- TASK DESCRIPTION
Count the lines containing "Assec". Give the number alone.

- STORED ROWS
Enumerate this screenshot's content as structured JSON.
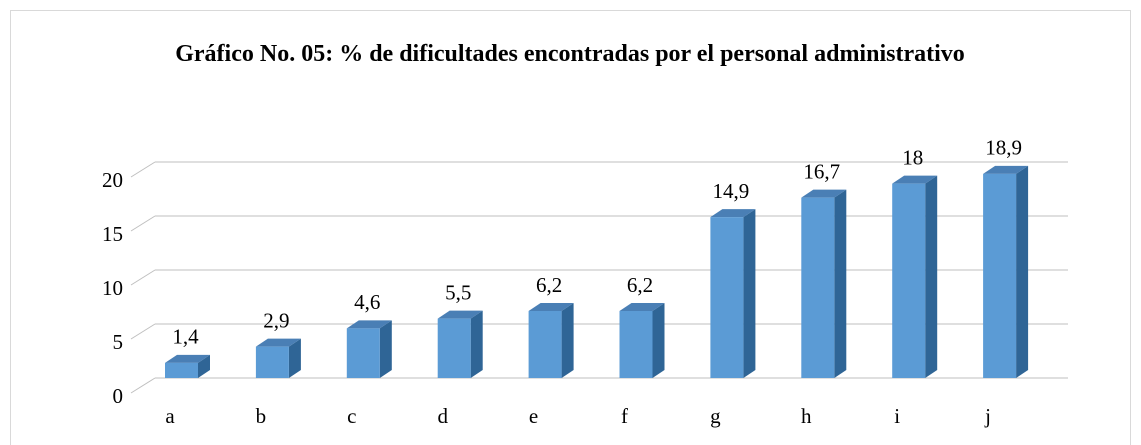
{
  "chart_data": {
    "type": "bar",
    "title": "Gráfico No. 05: % de dificultades encontradas por el personal administrativo",
    "categories": [
      "a",
      "b",
      "c",
      "d",
      "e",
      "f",
      "g",
      "h",
      "i",
      "j"
    ],
    "values": [
      1.4,
      2.9,
      4.6,
      5.5,
      6.2,
      6.2,
      14.9,
      16.7,
      18,
      18.9
    ],
    "value_labels": [
      "1,4",
      "2,9",
      "4,6",
      "5,5",
      "6,2",
      "6,2",
      "14,9",
      "16,7",
      "18",
      "18,9"
    ],
    "color": "#5b9bd5",
    "ylim": [
      0,
      20
    ],
    "yticks": [
      0,
      5,
      10,
      15,
      20
    ],
    "grid": true
  }
}
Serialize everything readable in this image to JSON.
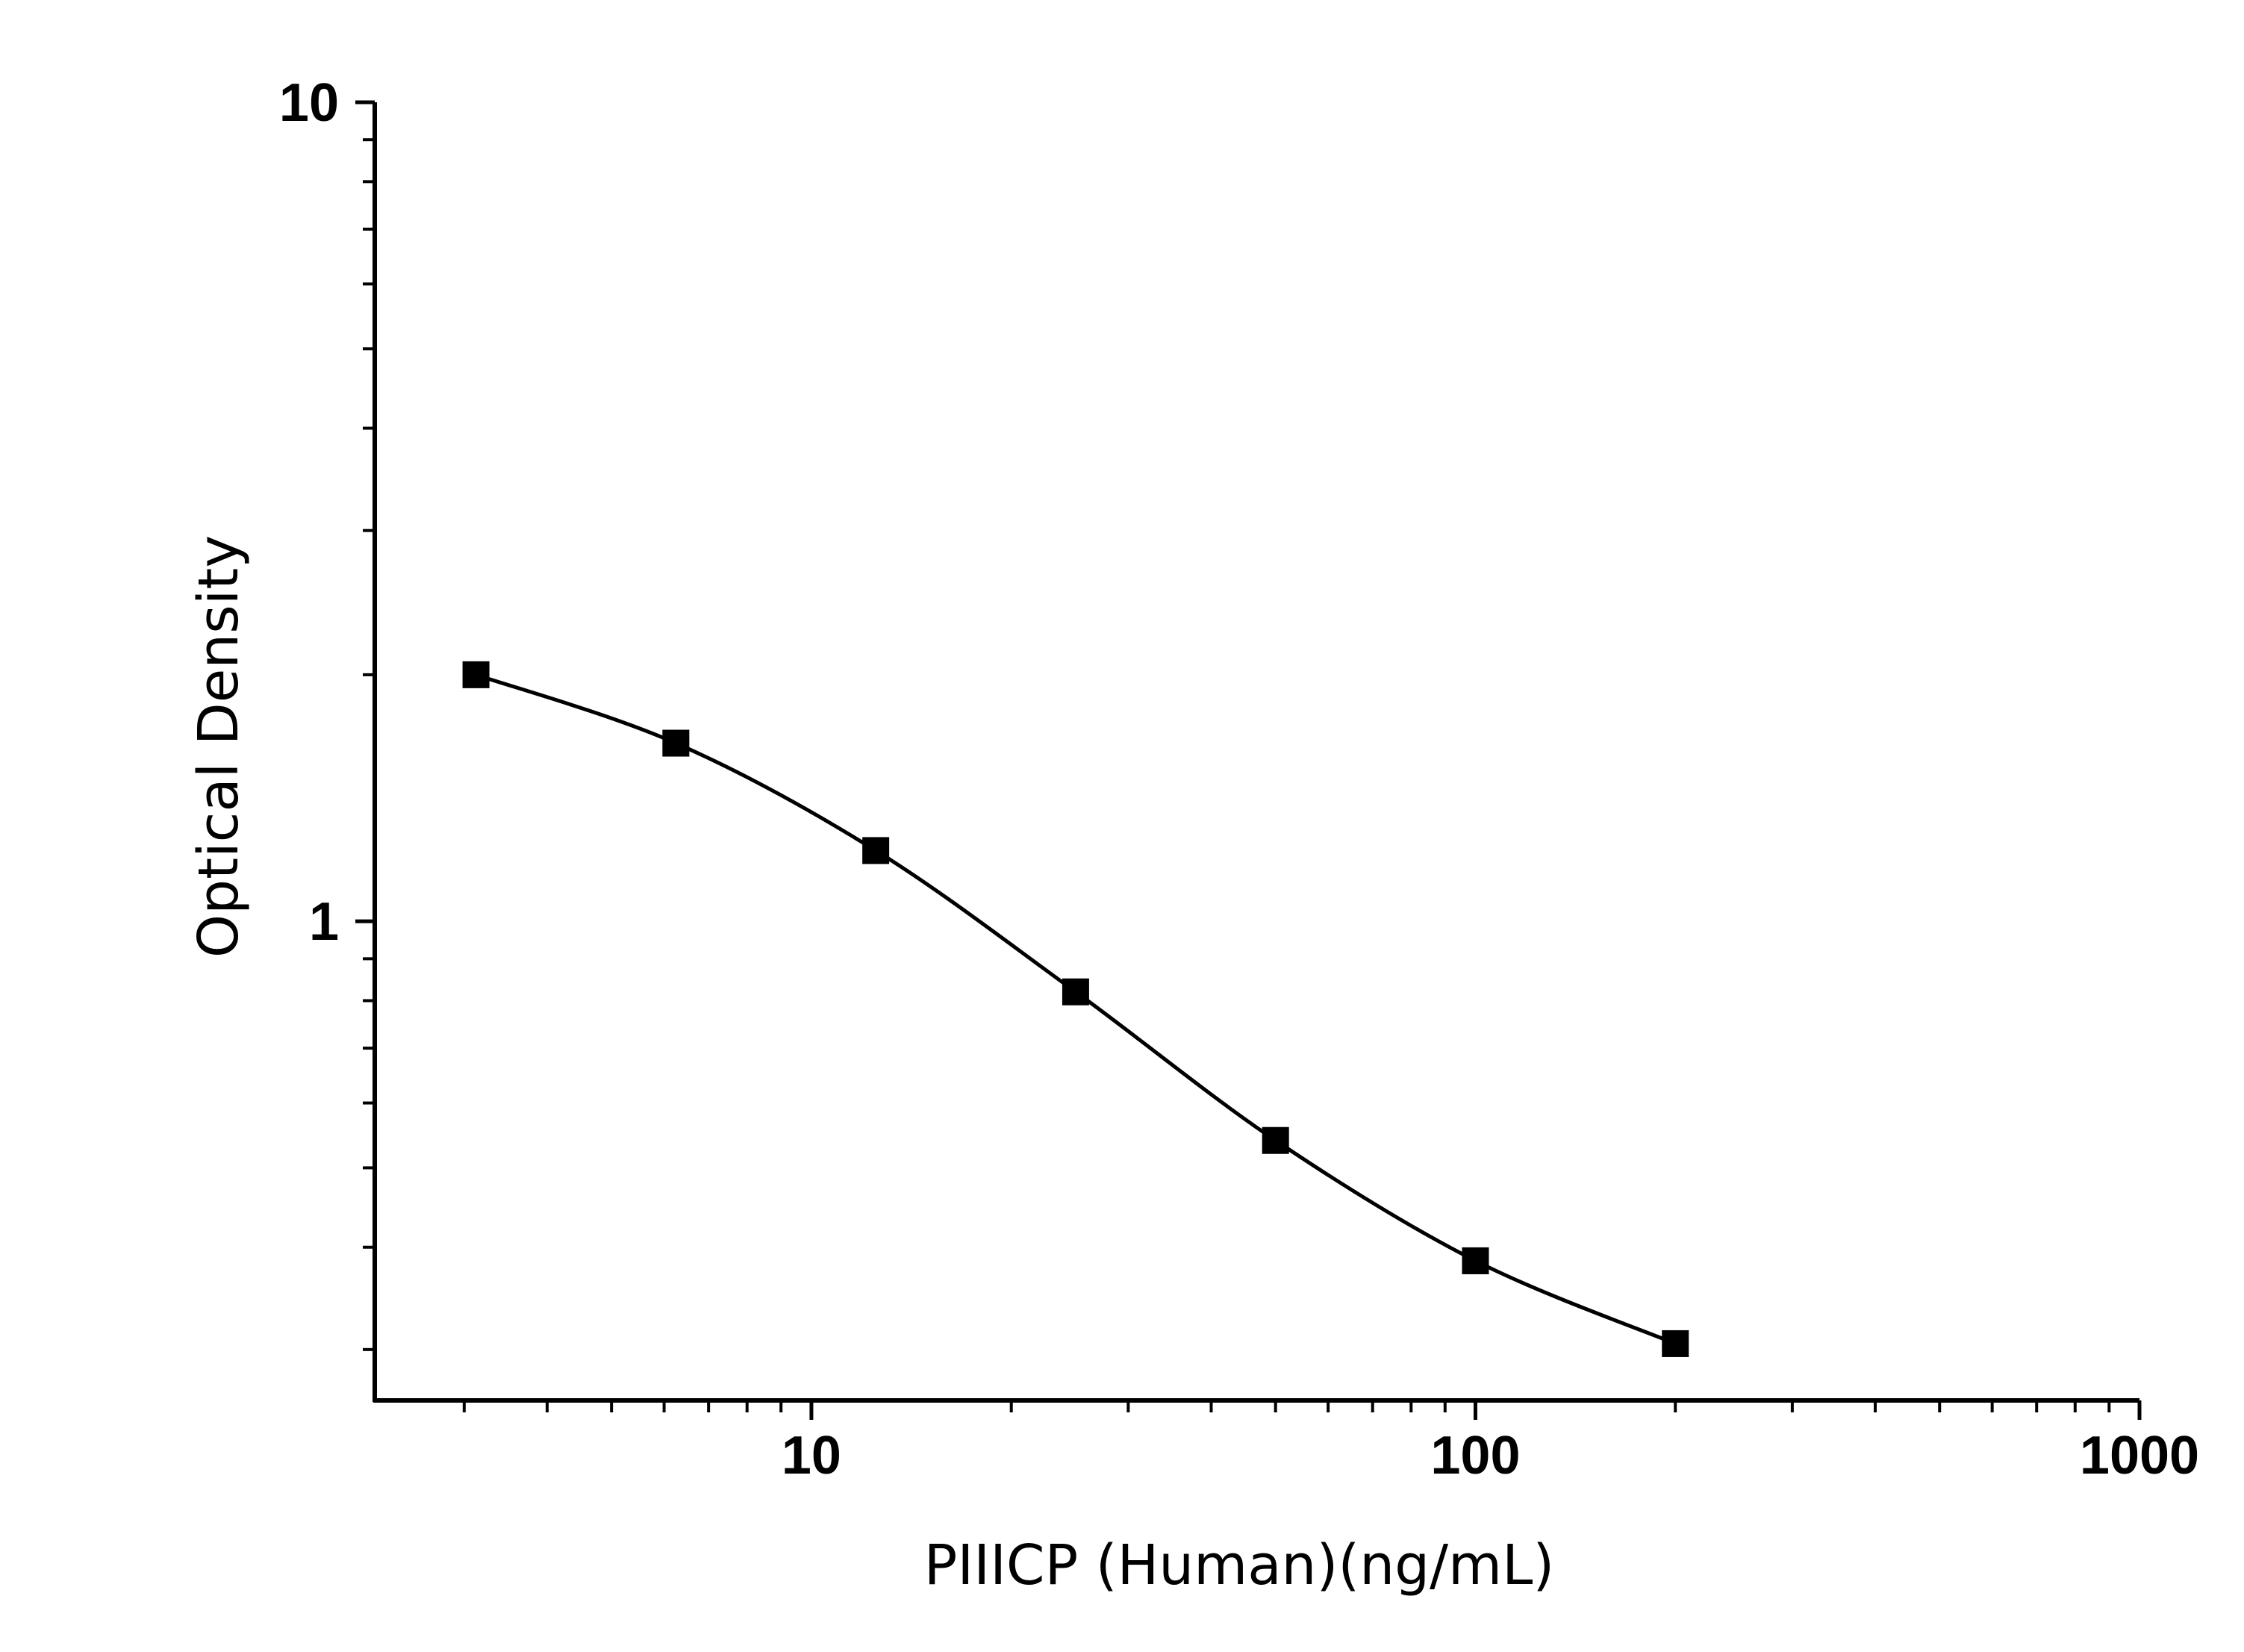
{
  "chart_data": {
    "type": "scatter",
    "title": "",
    "xlabel": "PIIICP (Human)(ng/mL)",
    "ylabel": "Optical Density",
    "x_scale": "log",
    "y_scale": "log",
    "xlim": [
      2.2,
      1000
    ],
    "ylim": [
      0.26,
      10
    ],
    "x_ticks": [
      "10",
      "100",
      "1000"
    ],
    "y_ticks": [
      "1",
      "10"
    ],
    "grid": false,
    "legend": "none",
    "series": [
      {
        "x": [
          3.125,
          6.25,
          12.5,
          25,
          50,
          100,
          200
        ],
        "y": [
          2.0,
          1.65,
          1.22,
          0.82,
          0.54,
          0.385,
          0.305
        ],
        "marker": "square",
        "line": "smooth",
        "color": "#000000"
      }
    ]
  }
}
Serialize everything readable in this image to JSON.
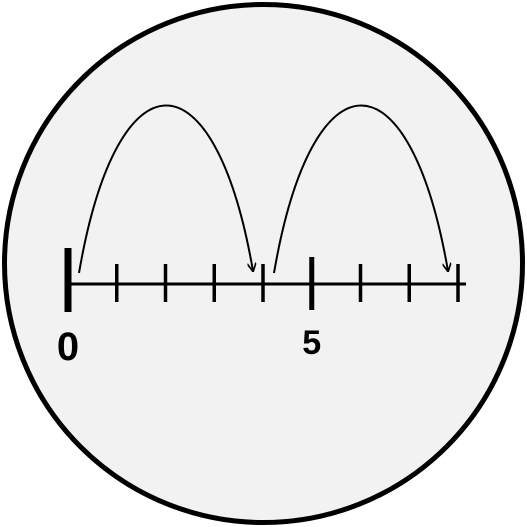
{
  "number_line": {
    "min": 0,
    "max": 8,
    "labels": [
      {
        "value": 0,
        "text": "0"
      },
      {
        "value": 5,
        "text": "5"
      }
    ],
    "jumps": [
      {
        "from": 0,
        "to": 4
      },
      {
        "from": 4,
        "to": 8
      }
    ]
  },
  "colors": {
    "background": "#f2f2f2",
    "stroke": "#000000"
  }
}
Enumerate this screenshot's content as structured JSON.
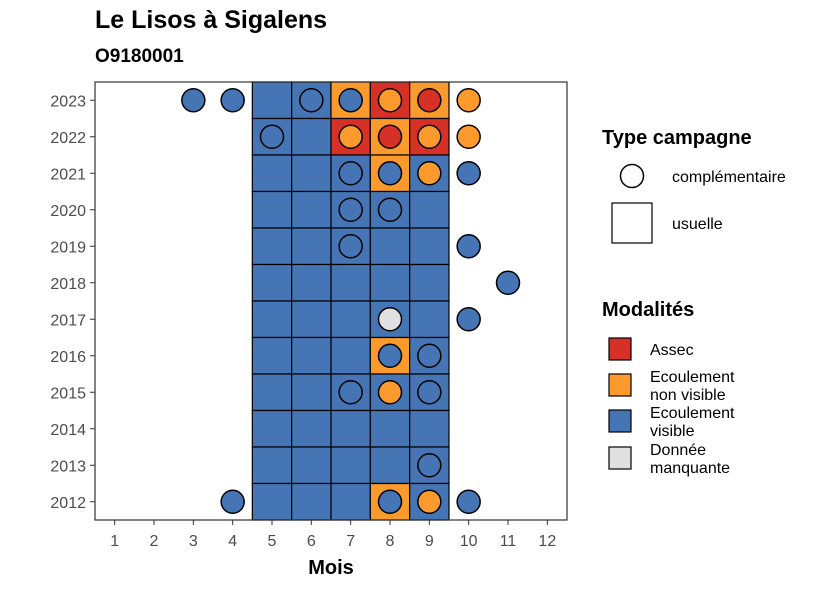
{
  "chart_data": {
    "type": "heatmap",
    "title": "Le Lisos à Sigalens",
    "subtitle": "O9180001",
    "xlabel": "Mois",
    "ylabel": "",
    "x_ticks": [
      1,
      2,
      3,
      4,
      5,
      6,
      7,
      8,
      9,
      10,
      11,
      12
    ],
    "xlim": [
      0.5,
      12.5
    ],
    "y_ticks": [
      2012,
      2013,
      2014,
      2015,
      2016,
      2017,
      2018,
      2019,
      2020,
      2021,
      2022,
      2023
    ],
    "grid": false,
    "colors": {
      "Assec": "#d73027",
      "Ecoulement non visible": "#fd9a2e",
      "Ecoulement visible": "#4575b4",
      "Donnée manquante": "#e0e0e0"
    },
    "legend_type": {
      "title": "Type campagne",
      "items": [
        {
          "label": "complémentaire",
          "shape": "circle"
        },
        {
          "label": "usuelle",
          "shape": "square"
        }
      ]
    },
    "legend_modalites": {
      "title": "Modalités",
      "items": [
        {
          "key": "Assec",
          "line1": "Assec",
          "line2": ""
        },
        {
          "key": "Ecoulement non visible",
          "line1": "Ecoulement",
          "line2": "non visible"
        },
        {
          "key": "Ecoulement visible",
          "line1": "Ecoulement",
          "line2": "visible"
        },
        {
          "key": "Donnée manquante",
          "line1": "Donnée",
          "line2": "manquante"
        }
      ]
    },
    "usuelle": [
      {
        "year": 2023,
        "values": {
          "5": "Ecoulement visible",
          "6": "Ecoulement visible",
          "7": "Ecoulement non visible",
          "8": "Assec",
          "9": "Ecoulement non visible"
        }
      },
      {
        "year": 2022,
        "values": {
          "5": "Ecoulement visible",
          "6": "Ecoulement visible",
          "7": "Assec",
          "8": "Ecoulement non visible",
          "9": "Assec"
        }
      },
      {
        "year": 2021,
        "values": {
          "5": "Ecoulement visible",
          "6": "Ecoulement visible",
          "7": "Ecoulement visible",
          "8": "Ecoulement non visible",
          "9": "Ecoulement visible"
        }
      },
      {
        "year": 2020,
        "values": {
          "5": "Ecoulement visible",
          "6": "Ecoulement visible",
          "7": "Ecoulement visible",
          "8": "Ecoulement visible",
          "9": "Ecoulement visible"
        }
      },
      {
        "year": 2019,
        "values": {
          "5": "Ecoulement visible",
          "6": "Ecoulement visible",
          "7": "Ecoulement visible",
          "8": "Ecoulement visible",
          "9": "Ecoulement visible"
        }
      },
      {
        "year": 2018,
        "values": {
          "5": "Ecoulement visible",
          "6": "Ecoulement visible",
          "7": "Ecoulement visible",
          "8": "Ecoulement visible",
          "9": "Ecoulement visible"
        }
      },
      {
        "year": 2017,
        "values": {
          "5": "Ecoulement visible",
          "6": "Ecoulement visible",
          "7": "Ecoulement visible",
          "8": "Ecoulement visible",
          "9": "Ecoulement visible"
        }
      },
      {
        "year": 2016,
        "values": {
          "5": "Ecoulement visible",
          "6": "Ecoulement visible",
          "7": "Ecoulement visible",
          "8": "Ecoulement non visible",
          "9": "Ecoulement visible"
        }
      },
      {
        "year": 2015,
        "values": {
          "5": "Ecoulement visible",
          "6": "Ecoulement visible",
          "7": "Ecoulement visible",
          "8": "Ecoulement visible",
          "9": "Ecoulement visible"
        }
      },
      {
        "year": 2014,
        "values": {
          "5": "Ecoulement visible",
          "6": "Ecoulement visible",
          "7": "Ecoulement visible",
          "8": "Ecoulement visible",
          "9": "Ecoulement visible"
        }
      },
      {
        "year": 2013,
        "values": {
          "5": "Ecoulement visible",
          "6": "Ecoulement visible",
          "7": "Ecoulement visible",
          "8": "Ecoulement visible",
          "9": "Ecoulement visible"
        }
      },
      {
        "year": 2012,
        "values": {
          "5": "Ecoulement visible",
          "6": "Ecoulement visible",
          "7": "Ecoulement visible",
          "8": "Ecoulement non visible",
          "9": "Ecoulement visible"
        }
      }
    ],
    "complementaire": [
      {
        "year": 2023,
        "month": 3,
        "value": "Ecoulement visible"
      },
      {
        "year": 2023,
        "month": 4,
        "value": "Ecoulement visible"
      },
      {
        "year": 2023,
        "month": 6,
        "value": "Ecoulement visible"
      },
      {
        "year": 2023,
        "month": 7,
        "value": "Ecoulement visible"
      },
      {
        "year": 2023,
        "month": 8,
        "value": "Ecoulement non visible"
      },
      {
        "year": 2023,
        "month": 9,
        "value": "Assec"
      },
      {
        "year": 2023,
        "month": 10,
        "value": "Ecoulement non visible"
      },
      {
        "year": 2022,
        "month": 5,
        "value": "Ecoulement visible"
      },
      {
        "year": 2022,
        "month": 7,
        "value": "Ecoulement non visible"
      },
      {
        "year": 2022,
        "month": 8,
        "value": "Assec"
      },
      {
        "year": 2022,
        "month": 9,
        "value": "Ecoulement non visible"
      },
      {
        "year": 2022,
        "month": 10,
        "value": "Ecoulement non visible"
      },
      {
        "year": 2021,
        "month": 7,
        "value": "Ecoulement visible"
      },
      {
        "year": 2021,
        "month": 8,
        "value": "Ecoulement visible"
      },
      {
        "year": 2021,
        "month": 9,
        "value": "Ecoulement non visible"
      },
      {
        "year": 2021,
        "month": 10,
        "value": "Ecoulement visible"
      },
      {
        "year": 2020,
        "month": 7,
        "value": "Ecoulement visible"
      },
      {
        "year": 2020,
        "month": 8,
        "value": "Ecoulement visible"
      },
      {
        "year": 2019,
        "month": 7,
        "value": "Ecoulement visible"
      },
      {
        "year": 2019,
        "month": 10,
        "value": "Ecoulement visible"
      },
      {
        "year": 2018,
        "month": 11,
        "value": "Ecoulement visible"
      },
      {
        "year": 2017,
        "month": 8,
        "value": "Donnée manquante"
      },
      {
        "year": 2017,
        "month": 10,
        "value": "Ecoulement visible"
      },
      {
        "year": 2016,
        "month": 8,
        "value": "Ecoulement visible"
      },
      {
        "year": 2016,
        "month": 9,
        "value": "Ecoulement visible"
      },
      {
        "year": 2015,
        "month": 7,
        "value": "Ecoulement visible"
      },
      {
        "year": 2015,
        "month": 8,
        "value": "Ecoulement non visible"
      },
      {
        "year": 2015,
        "month": 9,
        "value": "Ecoulement visible"
      },
      {
        "year": 2013,
        "month": 9,
        "value": "Ecoulement visible"
      },
      {
        "year": 2012,
        "month": 4,
        "value": "Ecoulement visible"
      },
      {
        "year": 2012,
        "month": 8,
        "value": "Ecoulement visible"
      },
      {
        "year": 2012,
        "month": 9,
        "value": "Ecoulement non visible"
      },
      {
        "year": 2012,
        "month": 10,
        "value": "Ecoulement visible"
      }
    ]
  }
}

- EXPECTED ANSWER
8